Copy out every line that contains "AlipayTemplate".
-- Begin Data rows --
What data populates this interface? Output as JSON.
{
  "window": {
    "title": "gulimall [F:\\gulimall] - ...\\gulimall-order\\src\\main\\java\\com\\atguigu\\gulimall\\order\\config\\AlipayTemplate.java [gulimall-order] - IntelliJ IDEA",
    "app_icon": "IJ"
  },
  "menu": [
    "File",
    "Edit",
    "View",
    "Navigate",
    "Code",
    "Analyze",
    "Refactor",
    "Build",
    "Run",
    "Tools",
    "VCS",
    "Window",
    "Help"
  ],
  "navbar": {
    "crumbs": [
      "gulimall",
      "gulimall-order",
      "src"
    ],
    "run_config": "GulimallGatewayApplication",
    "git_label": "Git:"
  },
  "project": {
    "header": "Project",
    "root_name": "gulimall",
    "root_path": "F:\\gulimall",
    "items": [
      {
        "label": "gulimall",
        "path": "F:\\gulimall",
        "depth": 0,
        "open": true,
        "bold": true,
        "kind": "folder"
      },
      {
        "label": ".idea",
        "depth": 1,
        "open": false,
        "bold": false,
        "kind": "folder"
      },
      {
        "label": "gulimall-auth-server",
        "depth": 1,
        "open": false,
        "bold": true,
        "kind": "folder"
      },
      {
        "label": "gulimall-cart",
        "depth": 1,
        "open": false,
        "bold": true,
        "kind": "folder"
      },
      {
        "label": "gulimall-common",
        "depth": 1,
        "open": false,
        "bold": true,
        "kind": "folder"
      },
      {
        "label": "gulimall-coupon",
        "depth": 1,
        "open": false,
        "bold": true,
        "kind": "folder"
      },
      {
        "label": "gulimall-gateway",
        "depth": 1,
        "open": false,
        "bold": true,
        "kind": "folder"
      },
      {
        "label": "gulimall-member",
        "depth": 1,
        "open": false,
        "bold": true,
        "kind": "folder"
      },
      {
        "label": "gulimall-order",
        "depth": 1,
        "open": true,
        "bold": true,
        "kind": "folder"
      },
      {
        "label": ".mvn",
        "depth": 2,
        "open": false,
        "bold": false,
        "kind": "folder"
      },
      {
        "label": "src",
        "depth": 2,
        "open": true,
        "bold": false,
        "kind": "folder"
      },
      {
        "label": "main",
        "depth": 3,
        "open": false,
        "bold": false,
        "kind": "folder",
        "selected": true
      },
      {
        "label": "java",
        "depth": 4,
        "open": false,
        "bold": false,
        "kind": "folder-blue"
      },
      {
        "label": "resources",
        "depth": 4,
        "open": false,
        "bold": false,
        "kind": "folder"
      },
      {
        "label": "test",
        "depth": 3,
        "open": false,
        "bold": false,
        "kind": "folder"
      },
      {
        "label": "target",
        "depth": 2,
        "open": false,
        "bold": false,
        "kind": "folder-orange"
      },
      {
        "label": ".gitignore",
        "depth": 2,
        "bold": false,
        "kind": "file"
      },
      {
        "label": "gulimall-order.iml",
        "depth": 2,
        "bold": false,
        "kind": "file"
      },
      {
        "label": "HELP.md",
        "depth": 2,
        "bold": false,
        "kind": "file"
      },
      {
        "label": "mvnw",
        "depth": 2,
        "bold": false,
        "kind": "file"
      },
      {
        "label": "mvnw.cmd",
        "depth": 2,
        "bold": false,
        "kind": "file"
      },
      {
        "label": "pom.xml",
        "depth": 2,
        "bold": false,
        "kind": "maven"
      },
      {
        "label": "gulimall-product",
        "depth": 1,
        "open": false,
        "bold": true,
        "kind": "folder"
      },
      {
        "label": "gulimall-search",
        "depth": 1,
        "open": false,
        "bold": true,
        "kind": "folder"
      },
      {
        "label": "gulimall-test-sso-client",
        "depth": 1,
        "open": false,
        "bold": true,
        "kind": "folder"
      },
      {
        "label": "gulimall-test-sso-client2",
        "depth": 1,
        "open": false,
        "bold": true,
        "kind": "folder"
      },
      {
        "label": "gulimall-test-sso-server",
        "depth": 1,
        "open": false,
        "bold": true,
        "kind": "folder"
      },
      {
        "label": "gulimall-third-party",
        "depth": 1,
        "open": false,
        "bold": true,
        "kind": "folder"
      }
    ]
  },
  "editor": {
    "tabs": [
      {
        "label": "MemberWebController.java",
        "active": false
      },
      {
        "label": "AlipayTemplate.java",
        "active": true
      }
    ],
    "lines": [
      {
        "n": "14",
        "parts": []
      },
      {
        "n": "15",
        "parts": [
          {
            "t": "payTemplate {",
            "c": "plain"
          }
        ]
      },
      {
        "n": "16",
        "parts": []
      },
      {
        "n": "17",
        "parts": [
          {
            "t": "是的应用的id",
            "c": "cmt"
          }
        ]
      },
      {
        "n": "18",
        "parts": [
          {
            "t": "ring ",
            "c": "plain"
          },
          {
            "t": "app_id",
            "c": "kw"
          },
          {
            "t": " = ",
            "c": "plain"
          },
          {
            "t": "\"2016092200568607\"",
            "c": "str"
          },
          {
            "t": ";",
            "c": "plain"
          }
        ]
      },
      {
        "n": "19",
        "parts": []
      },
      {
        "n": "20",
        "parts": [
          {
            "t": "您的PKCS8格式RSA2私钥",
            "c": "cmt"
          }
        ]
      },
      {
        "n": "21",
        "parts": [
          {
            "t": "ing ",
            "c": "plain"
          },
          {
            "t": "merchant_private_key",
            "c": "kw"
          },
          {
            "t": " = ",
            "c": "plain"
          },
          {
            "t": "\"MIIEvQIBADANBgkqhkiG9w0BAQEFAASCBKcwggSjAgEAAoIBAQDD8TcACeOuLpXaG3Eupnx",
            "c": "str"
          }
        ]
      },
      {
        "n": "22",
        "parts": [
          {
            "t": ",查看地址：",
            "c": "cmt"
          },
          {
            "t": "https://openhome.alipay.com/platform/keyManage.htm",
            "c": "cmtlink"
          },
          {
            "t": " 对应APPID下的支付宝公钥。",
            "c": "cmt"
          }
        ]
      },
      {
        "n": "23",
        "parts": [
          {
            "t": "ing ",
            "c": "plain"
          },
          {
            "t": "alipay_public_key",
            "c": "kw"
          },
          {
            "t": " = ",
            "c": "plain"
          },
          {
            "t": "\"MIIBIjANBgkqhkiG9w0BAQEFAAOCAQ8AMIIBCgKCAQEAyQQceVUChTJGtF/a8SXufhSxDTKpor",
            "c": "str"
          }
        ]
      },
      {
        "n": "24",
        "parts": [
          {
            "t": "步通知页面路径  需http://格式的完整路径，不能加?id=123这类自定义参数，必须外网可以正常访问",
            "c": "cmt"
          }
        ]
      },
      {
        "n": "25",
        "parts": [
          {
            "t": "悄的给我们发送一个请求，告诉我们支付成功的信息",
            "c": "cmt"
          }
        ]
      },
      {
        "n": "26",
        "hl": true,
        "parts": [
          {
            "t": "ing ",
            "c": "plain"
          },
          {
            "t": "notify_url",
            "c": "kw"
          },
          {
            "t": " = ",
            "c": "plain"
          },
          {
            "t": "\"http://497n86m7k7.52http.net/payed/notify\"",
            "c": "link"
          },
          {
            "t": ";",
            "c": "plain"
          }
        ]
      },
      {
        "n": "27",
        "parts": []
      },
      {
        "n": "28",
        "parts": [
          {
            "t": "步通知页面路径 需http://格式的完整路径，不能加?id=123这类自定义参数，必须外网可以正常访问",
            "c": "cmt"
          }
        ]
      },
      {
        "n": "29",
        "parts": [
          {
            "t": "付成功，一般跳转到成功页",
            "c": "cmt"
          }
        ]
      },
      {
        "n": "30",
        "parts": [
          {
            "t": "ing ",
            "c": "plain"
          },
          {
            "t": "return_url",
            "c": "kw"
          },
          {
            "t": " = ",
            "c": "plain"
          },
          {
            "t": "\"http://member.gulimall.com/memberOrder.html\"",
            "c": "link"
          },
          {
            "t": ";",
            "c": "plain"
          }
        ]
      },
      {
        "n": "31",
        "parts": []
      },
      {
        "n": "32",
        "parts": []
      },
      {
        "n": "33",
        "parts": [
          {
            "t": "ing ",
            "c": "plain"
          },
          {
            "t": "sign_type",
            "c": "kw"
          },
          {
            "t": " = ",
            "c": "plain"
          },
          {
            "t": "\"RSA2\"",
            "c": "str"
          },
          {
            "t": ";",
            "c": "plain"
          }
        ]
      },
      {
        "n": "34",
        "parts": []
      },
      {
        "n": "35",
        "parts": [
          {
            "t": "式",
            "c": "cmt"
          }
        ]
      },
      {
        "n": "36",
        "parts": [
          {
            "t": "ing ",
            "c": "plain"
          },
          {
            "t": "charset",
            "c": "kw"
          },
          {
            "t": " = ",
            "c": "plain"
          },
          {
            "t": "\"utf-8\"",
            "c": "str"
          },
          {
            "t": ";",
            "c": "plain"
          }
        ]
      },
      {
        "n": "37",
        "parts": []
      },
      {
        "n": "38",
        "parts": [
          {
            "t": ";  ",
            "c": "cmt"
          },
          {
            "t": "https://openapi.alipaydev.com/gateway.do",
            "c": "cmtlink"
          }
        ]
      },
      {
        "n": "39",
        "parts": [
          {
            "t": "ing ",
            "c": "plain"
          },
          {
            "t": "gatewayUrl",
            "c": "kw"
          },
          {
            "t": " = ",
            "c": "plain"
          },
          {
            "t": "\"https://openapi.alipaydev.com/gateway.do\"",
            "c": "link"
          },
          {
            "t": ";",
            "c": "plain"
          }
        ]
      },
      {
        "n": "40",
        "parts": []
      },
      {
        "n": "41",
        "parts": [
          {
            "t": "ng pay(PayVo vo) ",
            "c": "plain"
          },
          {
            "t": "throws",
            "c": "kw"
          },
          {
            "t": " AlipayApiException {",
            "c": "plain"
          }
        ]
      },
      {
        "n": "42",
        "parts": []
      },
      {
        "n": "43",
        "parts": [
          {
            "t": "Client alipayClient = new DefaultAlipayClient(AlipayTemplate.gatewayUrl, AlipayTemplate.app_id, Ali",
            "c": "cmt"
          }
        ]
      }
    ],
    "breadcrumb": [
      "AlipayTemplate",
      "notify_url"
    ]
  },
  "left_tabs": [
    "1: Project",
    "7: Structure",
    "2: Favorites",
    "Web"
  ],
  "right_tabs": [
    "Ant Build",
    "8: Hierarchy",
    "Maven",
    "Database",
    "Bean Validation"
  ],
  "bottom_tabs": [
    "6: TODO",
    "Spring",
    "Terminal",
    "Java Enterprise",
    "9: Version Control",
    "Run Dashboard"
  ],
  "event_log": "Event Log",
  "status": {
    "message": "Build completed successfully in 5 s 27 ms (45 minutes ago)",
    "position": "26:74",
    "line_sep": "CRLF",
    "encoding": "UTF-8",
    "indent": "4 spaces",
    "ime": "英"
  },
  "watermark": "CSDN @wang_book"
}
-- End Data rows --
◆ **Output**:
    "title": "gulimall [F:\\gulimall] - ...\\gulimall-order\\src\\main\\java\\com\\atguigu\\gulimall\\order\\config\\AlipayTemplate.java [gulimall-order] - IntelliJ IDEA",
        "label": "AlipayTemplate.java",
            "t": "Client alipayClient = new DefaultAlipayClient(AlipayTemplate.gatewayUrl, AlipayTemplate.app_id, Ali",
      "AlipayTemplate",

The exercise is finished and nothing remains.